• [Task brief]
Each line of the material must be repeated precisely, with the pictures left out.

• [Given data]

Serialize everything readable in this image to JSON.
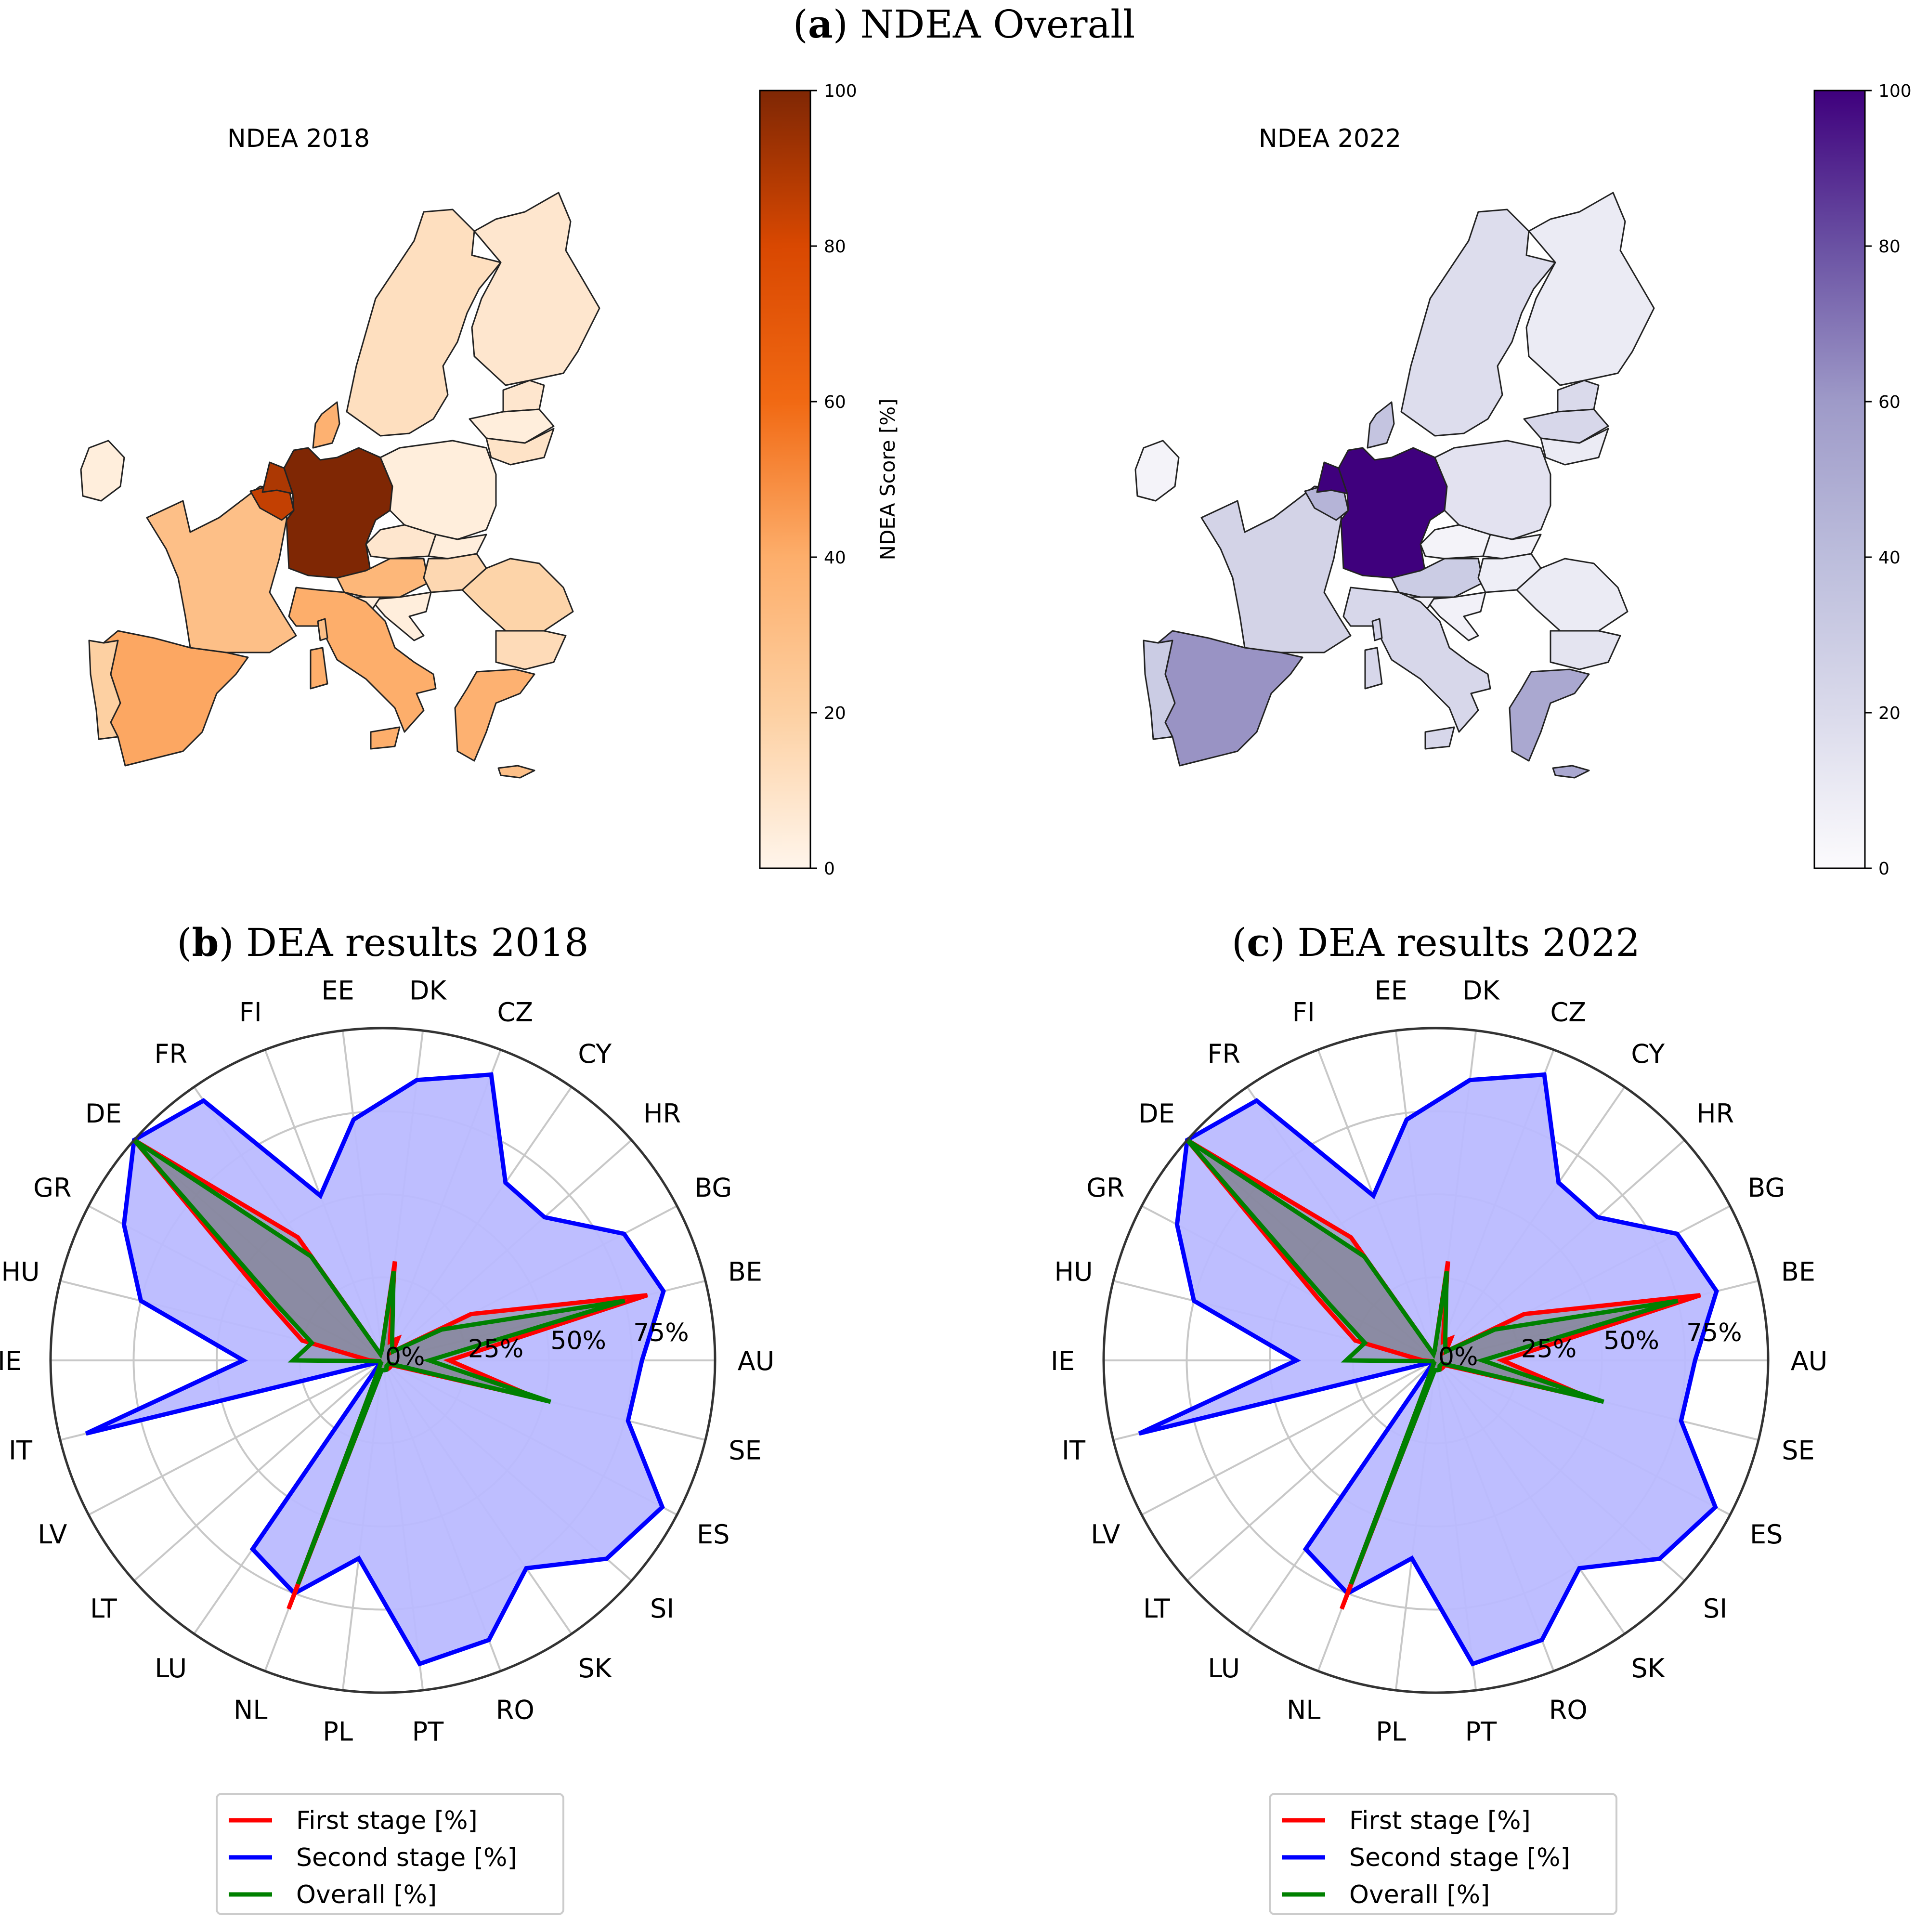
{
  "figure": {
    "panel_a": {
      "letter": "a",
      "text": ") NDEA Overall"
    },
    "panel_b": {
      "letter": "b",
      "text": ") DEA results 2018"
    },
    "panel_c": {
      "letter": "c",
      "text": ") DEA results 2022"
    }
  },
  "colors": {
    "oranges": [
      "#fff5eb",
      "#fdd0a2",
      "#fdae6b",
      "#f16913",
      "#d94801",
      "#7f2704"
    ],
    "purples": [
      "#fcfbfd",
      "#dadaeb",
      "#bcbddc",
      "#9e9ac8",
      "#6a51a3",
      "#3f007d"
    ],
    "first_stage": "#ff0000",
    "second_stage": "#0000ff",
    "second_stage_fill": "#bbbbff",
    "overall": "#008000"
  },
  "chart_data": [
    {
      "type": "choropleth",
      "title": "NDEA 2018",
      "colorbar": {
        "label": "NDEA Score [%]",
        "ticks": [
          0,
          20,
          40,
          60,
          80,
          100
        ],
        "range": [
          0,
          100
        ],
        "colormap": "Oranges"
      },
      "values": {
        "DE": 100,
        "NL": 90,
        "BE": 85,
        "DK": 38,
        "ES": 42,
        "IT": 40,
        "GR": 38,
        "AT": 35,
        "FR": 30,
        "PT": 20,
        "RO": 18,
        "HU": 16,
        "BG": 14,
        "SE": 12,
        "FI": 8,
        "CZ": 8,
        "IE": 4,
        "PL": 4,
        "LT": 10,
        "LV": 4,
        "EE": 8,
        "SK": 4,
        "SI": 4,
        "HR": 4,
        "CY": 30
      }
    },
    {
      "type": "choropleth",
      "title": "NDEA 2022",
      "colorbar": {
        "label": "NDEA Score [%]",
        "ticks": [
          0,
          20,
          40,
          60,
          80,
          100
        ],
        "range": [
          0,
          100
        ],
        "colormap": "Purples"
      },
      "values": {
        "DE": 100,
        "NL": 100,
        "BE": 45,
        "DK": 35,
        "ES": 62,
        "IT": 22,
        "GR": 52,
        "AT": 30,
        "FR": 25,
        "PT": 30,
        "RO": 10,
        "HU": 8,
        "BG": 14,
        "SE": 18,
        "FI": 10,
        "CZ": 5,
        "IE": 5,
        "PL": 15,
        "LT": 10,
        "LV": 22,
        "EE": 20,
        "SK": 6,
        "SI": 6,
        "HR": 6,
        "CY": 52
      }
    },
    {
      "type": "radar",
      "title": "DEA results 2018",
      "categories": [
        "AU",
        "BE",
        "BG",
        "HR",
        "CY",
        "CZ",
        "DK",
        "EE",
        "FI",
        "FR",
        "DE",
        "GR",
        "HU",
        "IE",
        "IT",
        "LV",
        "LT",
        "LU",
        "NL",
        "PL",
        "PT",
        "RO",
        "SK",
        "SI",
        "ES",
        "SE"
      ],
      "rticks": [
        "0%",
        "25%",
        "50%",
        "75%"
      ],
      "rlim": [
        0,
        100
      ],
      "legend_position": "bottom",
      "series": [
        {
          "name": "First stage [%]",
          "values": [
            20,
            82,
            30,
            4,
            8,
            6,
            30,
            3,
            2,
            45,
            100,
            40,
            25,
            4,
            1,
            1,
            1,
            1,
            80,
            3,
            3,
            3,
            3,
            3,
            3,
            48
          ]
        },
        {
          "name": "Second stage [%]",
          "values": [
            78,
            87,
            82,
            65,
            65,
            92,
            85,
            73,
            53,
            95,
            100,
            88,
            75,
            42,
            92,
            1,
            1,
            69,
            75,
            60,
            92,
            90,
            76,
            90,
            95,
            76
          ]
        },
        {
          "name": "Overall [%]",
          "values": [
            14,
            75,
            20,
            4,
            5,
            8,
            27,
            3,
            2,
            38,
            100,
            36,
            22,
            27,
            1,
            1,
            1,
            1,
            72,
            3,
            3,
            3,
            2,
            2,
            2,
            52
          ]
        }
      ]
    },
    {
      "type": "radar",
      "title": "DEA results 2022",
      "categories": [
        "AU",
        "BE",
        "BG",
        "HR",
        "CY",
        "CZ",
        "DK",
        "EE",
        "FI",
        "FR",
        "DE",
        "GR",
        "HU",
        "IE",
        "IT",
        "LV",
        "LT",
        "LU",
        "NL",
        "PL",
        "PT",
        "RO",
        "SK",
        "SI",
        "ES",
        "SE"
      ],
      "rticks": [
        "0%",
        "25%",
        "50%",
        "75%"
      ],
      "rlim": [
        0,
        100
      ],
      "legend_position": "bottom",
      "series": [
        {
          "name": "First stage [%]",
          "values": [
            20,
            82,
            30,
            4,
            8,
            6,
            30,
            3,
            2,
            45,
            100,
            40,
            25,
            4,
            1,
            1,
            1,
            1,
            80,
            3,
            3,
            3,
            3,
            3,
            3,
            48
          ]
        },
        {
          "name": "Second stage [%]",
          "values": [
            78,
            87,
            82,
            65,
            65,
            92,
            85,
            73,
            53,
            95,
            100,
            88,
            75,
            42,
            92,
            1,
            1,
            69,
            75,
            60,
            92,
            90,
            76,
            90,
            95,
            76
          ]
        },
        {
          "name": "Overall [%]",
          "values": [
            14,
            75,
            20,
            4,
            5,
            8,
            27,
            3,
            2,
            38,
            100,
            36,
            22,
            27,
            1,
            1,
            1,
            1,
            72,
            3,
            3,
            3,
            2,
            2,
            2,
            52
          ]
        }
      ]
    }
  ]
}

• [Task response]
Serialize everything readable in this image to JSON.
{
  "figure": {
    "panel_a": {
      "letter": "a",
      "text": ") NDEA Overall"
    },
    "panel_b": {
      "letter": "b",
      "text": ") DEA results 2018"
    },
    "panel_c": {
      "letter": "c",
      "text": ") DEA results 2022"
    }
  },
  "colors": {
    "oranges": [
      "#fff5eb",
      "#fdd0a2",
      "#fdae6b",
      "#f16913",
      "#d94801",
      "#7f2704"
    ],
    "purples": [
      "#fcfbfd",
      "#dadaeb",
      "#bcbddc",
      "#9e9ac8",
      "#6a51a3",
      "#3f007d"
    ],
    "first_stage": "#ff0000",
    "second_stage": "#0000ff",
    "second_stage_fill": "#bbbbff",
    "overall": "#008000"
  },
  "chart_data": [
    {
      "type": "choropleth",
      "title": "NDEA 2018",
      "colorbar": {
        "label": "NDEA Score [%]",
        "ticks": [
          0,
          20,
          40,
          60,
          80,
          100
        ],
        "range": [
          0,
          100
        ],
        "colormap": "Oranges"
      },
      "values": {
        "DE": 100,
        "NL": 90,
        "BE": 85,
        "DK": 38,
        "ES": 42,
        "IT": 40,
        "GR": 38,
        "AT": 35,
        "FR": 30,
        "PT": 20,
        "RO": 18,
        "HU": 16,
        "BG": 14,
        "SE": 12,
        "FI": 8,
        "CZ": 8,
        "IE": 4,
        "PL": 4,
        "LT": 10,
        "LV": 4,
        "EE": 8,
        "SK": 4,
        "SI": 4,
        "HR": 4,
        "CY": 30
      }
    },
    {
      "type": "choropleth",
      "title": "NDEA 2022",
      "colorbar": {
        "label": "NDEA Score [%]",
        "ticks": [
          0,
          20,
          40,
          60,
          80,
          100
        ],
        "range": [
          0,
          100
        ],
        "colormap": "Purples"
      },
      "values": {
        "DE": 100,
        "NL": 100,
        "BE": 45,
        "DK": 35,
        "ES": 62,
        "IT": 22,
        "GR": 52,
        "AT": 30,
        "FR": 25,
        "PT": 30,
        "RO": 10,
        "HU": 8,
        "BG": 14,
        "SE": 18,
        "FI": 10,
        "CZ": 5,
        "IE": 5,
        "PL": 15,
        "LT": 10,
        "LV": 22,
        "EE": 20,
        "SK": 6,
        "SI": 6,
        "HR": 6,
        "CY": 52
      }
    },
    {
      "type": "radar",
      "title": "DEA results 2018",
      "categories": [
        "AU",
        "BE",
        "BG",
        "HR",
        "CY",
        "CZ",
        "DK",
        "EE",
        "FI",
        "FR",
        "DE",
        "GR",
        "HU",
        "IE",
        "IT",
        "LV",
        "LT",
        "LU",
        "NL",
        "PL",
        "PT",
        "RO",
        "SK",
        "SI",
        "ES",
        "SE"
      ],
      "rticks": [
        "0%",
        "25%",
        "50%",
        "75%"
      ],
      "rlim": [
        0,
        100
      ],
      "legend_position": "bottom",
      "series": [
        {
          "name": "First stage [%]",
          "values": [
            20,
            82,
            30,
            4,
            8,
            6,
            30,
            3,
            2,
            45,
            100,
            40,
            25,
            4,
            1,
            1,
            1,
            1,
            80,
            3,
            3,
            3,
            3,
            3,
            3,
            48
          ]
        },
        {
          "name": "Second stage [%]",
          "values": [
            78,
            87,
            82,
            65,
            65,
            92,
            85,
            73,
            53,
            95,
            100,
            88,
            75,
            42,
            92,
            1,
            1,
            69,
            75,
            60,
            92,
            90,
            76,
            90,
            95,
            76
          ]
        },
        {
          "name": "Overall [%]",
          "values": [
            14,
            75,
            20,
            4,
            5,
            8,
            27,
            3,
            2,
            38,
            100,
            36,
            22,
            27,
            1,
            1,
            1,
            1,
            72,
            3,
            3,
            3,
            2,
            2,
            2,
            52
          ]
        }
      ]
    },
    {
      "type": "radar",
      "title": "DEA results 2022",
      "categories": [
        "AU",
        "BE",
        "BG",
        "HR",
        "CY",
        "CZ",
        "DK",
        "EE",
        "FI",
        "FR",
        "DE",
        "GR",
        "HU",
        "IE",
        "IT",
        "LV",
        "LT",
        "LU",
        "NL",
        "PL",
        "PT",
        "RO",
        "SK",
        "SI",
        "ES",
        "SE"
      ],
      "rticks": [
        "0%",
        "25%",
        "50%",
        "75%"
      ],
      "rlim": [
        0,
        100
      ],
      "legend_position": "bottom",
      "series": [
        {
          "name": "First stage [%]",
          "values": [
            20,
            82,
            30,
            4,
            8,
            6,
            30,
            3,
            2,
            45,
            100,
            40,
            25,
            4,
            1,
            1,
            1,
            1,
            80,
            3,
            3,
            3,
            3,
            3,
            3,
            48
          ]
        },
        {
          "name": "Second stage [%]",
          "values": [
            78,
            87,
            82,
            65,
            65,
            92,
            85,
            73,
            53,
            95,
            100,
            88,
            75,
            42,
            92,
            1,
            1,
            69,
            75,
            60,
            92,
            90,
            76,
            90,
            95,
            76
          ]
        },
        {
          "name": "Overall [%]",
          "values": [
            14,
            75,
            20,
            4,
            5,
            8,
            27,
            3,
            2,
            38,
            100,
            36,
            22,
            27,
            1,
            1,
            1,
            1,
            72,
            3,
            3,
            3,
            2,
            2,
            2,
            52
          ]
        }
      ]
    }
  ]
}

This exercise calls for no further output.